**REQUIRED WORK:** What number of lines contain the word "mogą"? Reply with the number and nothing else.

————

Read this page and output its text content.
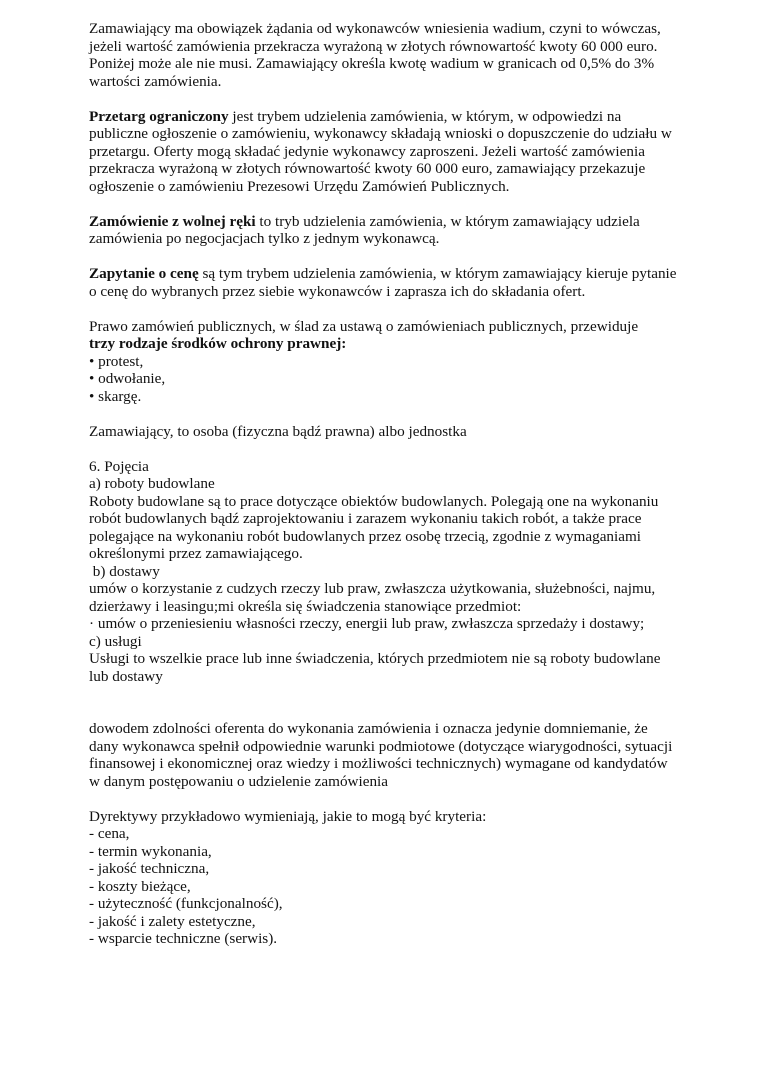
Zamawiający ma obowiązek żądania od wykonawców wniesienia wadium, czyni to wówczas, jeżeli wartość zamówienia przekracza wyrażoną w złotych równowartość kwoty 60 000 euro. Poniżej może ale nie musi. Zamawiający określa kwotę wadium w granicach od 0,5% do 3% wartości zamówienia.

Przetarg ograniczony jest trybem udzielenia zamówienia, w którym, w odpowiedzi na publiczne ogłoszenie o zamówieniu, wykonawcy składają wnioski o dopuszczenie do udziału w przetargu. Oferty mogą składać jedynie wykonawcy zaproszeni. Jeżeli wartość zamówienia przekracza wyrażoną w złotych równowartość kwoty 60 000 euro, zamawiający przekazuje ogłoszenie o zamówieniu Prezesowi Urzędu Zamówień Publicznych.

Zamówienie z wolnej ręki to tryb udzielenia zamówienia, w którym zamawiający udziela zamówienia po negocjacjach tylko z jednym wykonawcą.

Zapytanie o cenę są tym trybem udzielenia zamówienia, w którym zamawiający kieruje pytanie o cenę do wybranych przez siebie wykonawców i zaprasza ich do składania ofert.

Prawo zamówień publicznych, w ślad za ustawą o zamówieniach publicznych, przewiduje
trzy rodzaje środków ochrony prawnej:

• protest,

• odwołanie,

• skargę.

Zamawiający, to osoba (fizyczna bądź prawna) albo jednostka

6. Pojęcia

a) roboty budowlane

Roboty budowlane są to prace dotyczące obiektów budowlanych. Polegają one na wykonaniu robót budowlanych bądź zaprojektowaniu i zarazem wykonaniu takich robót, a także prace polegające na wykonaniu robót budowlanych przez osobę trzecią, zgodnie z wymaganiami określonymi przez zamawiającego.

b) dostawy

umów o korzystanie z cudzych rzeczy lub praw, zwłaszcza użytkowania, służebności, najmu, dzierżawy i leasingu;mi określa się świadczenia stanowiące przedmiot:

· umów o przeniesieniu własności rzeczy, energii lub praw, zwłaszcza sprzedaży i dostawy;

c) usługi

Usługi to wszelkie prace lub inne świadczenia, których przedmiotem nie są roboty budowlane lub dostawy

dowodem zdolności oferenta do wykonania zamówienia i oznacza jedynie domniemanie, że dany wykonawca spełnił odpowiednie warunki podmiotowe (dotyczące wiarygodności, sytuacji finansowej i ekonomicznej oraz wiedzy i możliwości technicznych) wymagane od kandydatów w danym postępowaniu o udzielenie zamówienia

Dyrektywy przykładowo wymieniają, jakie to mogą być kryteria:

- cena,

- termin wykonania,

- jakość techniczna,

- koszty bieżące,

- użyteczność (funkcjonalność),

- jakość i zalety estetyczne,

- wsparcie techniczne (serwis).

————

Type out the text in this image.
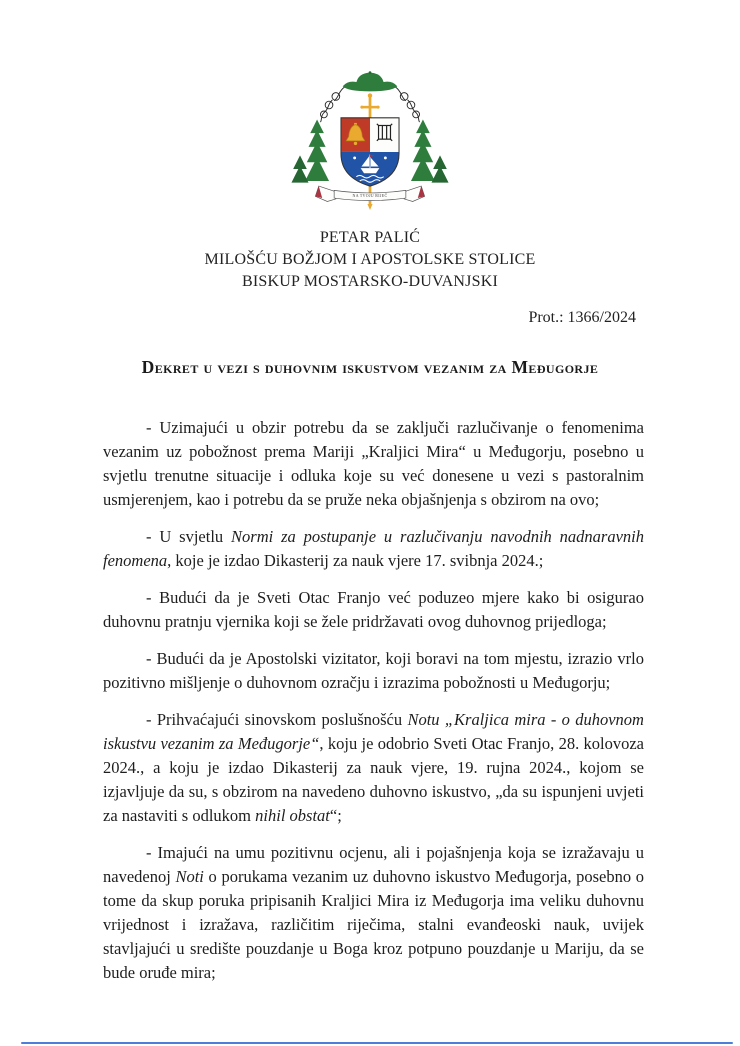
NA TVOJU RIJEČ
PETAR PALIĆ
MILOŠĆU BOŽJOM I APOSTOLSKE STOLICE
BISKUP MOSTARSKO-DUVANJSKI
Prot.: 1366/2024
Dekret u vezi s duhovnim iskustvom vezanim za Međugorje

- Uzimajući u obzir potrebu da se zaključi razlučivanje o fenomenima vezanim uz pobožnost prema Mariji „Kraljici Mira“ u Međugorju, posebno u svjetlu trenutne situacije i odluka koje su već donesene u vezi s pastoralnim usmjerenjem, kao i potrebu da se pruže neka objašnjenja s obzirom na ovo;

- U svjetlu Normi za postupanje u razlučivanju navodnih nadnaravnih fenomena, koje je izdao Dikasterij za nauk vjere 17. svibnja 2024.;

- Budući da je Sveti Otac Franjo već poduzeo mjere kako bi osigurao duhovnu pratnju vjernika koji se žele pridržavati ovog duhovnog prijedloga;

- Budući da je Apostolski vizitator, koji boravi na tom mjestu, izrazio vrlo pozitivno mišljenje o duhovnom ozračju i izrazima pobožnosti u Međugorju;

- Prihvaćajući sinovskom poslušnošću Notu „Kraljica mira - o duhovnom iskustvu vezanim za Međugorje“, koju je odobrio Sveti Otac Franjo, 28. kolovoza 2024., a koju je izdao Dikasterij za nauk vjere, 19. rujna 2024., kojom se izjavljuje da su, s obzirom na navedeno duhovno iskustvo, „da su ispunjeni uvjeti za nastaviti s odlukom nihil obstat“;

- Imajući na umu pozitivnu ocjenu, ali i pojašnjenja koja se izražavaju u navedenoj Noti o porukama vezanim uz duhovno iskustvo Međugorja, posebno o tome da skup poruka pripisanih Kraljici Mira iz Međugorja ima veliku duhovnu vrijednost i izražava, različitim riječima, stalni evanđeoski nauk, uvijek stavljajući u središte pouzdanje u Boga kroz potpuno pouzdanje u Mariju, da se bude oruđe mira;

————

**RESPONSE:** 2